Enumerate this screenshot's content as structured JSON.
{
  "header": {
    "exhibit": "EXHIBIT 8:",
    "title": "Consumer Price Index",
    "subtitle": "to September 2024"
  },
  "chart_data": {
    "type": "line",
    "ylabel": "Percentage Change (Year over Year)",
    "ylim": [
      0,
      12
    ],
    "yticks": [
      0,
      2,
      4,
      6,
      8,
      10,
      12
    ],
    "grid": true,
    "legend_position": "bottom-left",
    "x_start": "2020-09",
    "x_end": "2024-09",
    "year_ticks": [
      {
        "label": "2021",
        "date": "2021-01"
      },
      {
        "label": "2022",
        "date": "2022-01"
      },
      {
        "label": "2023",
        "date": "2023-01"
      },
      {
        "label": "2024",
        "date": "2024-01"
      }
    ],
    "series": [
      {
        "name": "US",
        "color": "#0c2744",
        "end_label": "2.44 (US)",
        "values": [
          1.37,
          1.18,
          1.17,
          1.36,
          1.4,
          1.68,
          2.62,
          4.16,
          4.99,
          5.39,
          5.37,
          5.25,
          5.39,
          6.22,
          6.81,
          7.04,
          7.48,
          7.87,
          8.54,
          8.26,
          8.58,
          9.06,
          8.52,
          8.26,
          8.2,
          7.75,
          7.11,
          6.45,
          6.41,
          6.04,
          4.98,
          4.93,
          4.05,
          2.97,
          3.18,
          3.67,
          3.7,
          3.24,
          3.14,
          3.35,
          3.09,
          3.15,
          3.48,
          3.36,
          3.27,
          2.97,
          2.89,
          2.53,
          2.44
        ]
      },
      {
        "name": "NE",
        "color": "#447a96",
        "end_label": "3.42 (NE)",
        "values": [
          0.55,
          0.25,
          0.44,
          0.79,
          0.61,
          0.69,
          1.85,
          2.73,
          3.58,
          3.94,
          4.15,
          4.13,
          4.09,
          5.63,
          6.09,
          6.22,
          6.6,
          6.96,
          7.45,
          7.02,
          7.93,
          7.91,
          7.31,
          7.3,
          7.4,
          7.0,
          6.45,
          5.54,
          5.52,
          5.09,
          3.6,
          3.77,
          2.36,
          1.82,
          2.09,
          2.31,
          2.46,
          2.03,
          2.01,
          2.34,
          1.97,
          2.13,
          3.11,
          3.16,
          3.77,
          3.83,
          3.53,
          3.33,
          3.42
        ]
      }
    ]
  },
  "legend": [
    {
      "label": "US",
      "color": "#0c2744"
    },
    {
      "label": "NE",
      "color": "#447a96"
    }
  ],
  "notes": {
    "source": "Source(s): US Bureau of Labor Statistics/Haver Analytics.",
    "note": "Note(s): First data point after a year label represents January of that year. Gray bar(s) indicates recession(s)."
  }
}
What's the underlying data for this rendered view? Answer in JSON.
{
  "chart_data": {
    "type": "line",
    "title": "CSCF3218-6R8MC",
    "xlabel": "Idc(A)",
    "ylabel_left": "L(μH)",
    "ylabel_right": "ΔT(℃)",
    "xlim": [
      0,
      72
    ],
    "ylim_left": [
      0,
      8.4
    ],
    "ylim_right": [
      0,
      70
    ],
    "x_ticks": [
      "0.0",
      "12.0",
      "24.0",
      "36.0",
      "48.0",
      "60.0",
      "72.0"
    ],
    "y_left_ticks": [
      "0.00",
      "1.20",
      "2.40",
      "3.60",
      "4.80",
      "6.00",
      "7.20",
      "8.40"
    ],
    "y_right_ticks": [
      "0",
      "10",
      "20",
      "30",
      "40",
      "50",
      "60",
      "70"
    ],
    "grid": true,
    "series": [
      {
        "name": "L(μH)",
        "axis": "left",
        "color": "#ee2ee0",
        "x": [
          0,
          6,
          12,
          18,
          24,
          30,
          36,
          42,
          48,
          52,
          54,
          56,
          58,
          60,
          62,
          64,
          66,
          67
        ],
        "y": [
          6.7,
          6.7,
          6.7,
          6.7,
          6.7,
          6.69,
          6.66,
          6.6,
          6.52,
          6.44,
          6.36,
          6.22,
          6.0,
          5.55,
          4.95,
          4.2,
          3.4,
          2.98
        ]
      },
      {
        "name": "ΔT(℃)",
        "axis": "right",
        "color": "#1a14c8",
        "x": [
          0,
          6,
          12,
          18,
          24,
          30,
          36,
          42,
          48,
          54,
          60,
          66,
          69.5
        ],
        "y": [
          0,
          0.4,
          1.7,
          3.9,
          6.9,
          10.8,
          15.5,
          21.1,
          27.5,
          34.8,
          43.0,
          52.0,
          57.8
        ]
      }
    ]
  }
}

### [Stated goal]
Output only the lines running from the line with "What's the underlying" through the final line of the data, inclusive.

### [Task solution]
What's the underlying data for this rendered view? Answer in JSON.
{
  "chart_data": {
    "type": "line",
    "title": "CSCF3218-6R8MC",
    "xlabel": "Idc(A)",
    "ylabel_left": "L(μH)",
    "ylabel_right": "ΔT(℃)",
    "xlim": [
      0,
      72
    ],
    "ylim_left": [
      0,
      8.4
    ],
    "ylim_right": [
      0,
      70
    ],
    "x_ticks": [
      "0.0",
      "12.0",
      "24.0",
      "36.0",
      "48.0",
      "60.0",
      "72.0"
    ],
    "y_left_ticks": [
      "0.00",
      "1.20",
      "2.40",
      "3.60",
      "4.80",
      "6.00",
      "7.20",
      "8.40"
    ],
    "y_right_ticks": [
      "0",
      "10",
      "20",
      "30",
      "40",
      "50",
      "60",
      "70"
    ],
    "grid": true,
    "series": [
      {
        "name": "L(μH)",
        "axis": "left",
        "color": "#ee2ee0",
        "x": [
          0,
          6,
          12,
          18,
          24,
          30,
          36,
          42,
          48,
          52,
          54,
          56,
          58,
          60,
          62,
          64,
          66,
          67
        ],
        "y": [
          6.7,
          6.7,
          6.7,
          6.7,
          6.7,
          6.69,
          6.66,
          6.6,
          6.52,
          6.44,
          6.36,
          6.22,
          6.0,
          5.55,
          4.95,
          4.2,
          3.4,
          2.98
        ]
      },
      {
        "name": "ΔT(℃)",
        "axis": "right",
        "color": "#1a14c8",
        "x": [
          0,
          6,
          12,
          18,
          24,
          30,
          36,
          42,
          48,
          54,
          60,
          66,
          69.5
        ],
        "y": [
          0,
          0.4,
          1.7,
          3.9,
          6.9,
          10.8,
          15.5,
          21.1,
          27.5,
          34.8,
          43.0,
          52.0,
          57.8
        ]
      }
    ]
  }
}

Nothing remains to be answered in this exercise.